* **The exercise**: Using the records provided below, locate and copy each line that contains the word "SATL".

* **Dataset records**:
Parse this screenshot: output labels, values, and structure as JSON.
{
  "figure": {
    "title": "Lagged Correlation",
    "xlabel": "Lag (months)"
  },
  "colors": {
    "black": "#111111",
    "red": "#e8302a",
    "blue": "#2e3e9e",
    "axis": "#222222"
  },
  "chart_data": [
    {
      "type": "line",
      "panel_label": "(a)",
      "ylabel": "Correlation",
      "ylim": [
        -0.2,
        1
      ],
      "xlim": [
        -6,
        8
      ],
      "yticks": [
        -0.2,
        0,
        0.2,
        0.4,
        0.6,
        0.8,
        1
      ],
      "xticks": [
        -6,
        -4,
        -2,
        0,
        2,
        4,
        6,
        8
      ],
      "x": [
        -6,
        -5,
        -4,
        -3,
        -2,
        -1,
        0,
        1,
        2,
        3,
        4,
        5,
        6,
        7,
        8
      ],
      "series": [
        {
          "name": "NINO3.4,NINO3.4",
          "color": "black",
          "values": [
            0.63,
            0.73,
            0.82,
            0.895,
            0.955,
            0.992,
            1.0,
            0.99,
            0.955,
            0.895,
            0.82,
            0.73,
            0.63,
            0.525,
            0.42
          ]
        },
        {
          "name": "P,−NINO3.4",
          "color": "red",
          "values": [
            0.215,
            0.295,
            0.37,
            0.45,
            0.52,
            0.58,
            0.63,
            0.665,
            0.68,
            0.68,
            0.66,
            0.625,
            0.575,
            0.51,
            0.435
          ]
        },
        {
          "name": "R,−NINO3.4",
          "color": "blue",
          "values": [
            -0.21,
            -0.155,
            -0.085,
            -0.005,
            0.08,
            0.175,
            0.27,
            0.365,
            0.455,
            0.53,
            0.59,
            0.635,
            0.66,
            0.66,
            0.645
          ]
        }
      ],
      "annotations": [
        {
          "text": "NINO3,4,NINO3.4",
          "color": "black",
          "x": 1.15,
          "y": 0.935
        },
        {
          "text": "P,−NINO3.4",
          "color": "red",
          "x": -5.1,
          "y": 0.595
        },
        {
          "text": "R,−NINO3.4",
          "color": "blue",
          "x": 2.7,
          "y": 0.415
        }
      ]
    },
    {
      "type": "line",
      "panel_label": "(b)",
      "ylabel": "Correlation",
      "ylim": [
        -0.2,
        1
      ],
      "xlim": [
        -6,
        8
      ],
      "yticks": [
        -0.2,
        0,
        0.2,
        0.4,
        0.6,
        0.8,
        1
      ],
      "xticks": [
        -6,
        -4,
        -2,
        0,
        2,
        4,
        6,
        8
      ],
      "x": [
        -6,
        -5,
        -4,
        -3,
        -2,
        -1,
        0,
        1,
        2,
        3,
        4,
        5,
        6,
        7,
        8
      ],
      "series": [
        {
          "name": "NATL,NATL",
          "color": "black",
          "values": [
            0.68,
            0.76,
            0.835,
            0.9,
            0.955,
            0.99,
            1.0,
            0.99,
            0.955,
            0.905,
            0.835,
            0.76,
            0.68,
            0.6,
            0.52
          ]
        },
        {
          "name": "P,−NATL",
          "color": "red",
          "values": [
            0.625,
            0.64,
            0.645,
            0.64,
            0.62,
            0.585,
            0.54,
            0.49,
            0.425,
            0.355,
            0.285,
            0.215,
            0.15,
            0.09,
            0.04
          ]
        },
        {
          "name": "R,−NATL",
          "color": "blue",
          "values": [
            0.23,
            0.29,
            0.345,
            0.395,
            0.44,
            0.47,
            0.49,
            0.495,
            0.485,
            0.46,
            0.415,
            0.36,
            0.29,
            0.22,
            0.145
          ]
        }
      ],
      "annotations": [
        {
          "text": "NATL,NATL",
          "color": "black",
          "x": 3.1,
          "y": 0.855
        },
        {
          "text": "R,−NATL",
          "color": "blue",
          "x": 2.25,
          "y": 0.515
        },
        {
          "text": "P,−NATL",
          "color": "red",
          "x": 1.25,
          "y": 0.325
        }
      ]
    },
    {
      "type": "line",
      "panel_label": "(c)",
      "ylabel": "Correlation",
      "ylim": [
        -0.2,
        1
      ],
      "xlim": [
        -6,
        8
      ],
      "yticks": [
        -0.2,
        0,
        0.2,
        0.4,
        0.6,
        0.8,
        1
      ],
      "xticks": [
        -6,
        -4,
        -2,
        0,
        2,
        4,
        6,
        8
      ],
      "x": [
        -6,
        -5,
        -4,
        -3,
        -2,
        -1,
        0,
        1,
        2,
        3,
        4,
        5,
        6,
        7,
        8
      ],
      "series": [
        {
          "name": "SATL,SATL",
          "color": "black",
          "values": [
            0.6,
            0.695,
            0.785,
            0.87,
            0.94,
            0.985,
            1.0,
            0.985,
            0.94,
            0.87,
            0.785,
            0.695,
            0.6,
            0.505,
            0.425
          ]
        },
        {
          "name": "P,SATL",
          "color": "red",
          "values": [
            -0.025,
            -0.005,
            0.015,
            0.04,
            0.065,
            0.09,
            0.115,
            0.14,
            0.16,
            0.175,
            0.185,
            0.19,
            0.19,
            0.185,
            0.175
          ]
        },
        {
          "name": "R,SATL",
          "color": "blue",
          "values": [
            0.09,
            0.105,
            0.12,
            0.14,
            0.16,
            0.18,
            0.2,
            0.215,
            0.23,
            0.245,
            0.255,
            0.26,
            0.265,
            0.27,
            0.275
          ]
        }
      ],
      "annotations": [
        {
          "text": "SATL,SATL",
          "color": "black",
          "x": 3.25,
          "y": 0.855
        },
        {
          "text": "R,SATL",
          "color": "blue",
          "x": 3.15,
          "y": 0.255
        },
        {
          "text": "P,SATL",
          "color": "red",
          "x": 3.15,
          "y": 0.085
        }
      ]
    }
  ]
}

* **Answer to this task**:
          "name": "SATL,SATL",
          "name": "P,SATL",
          "name": "R,SATL",
          "text": "SATL,SATL",
          "text": "R,SATL",
          "text": "P,SATL",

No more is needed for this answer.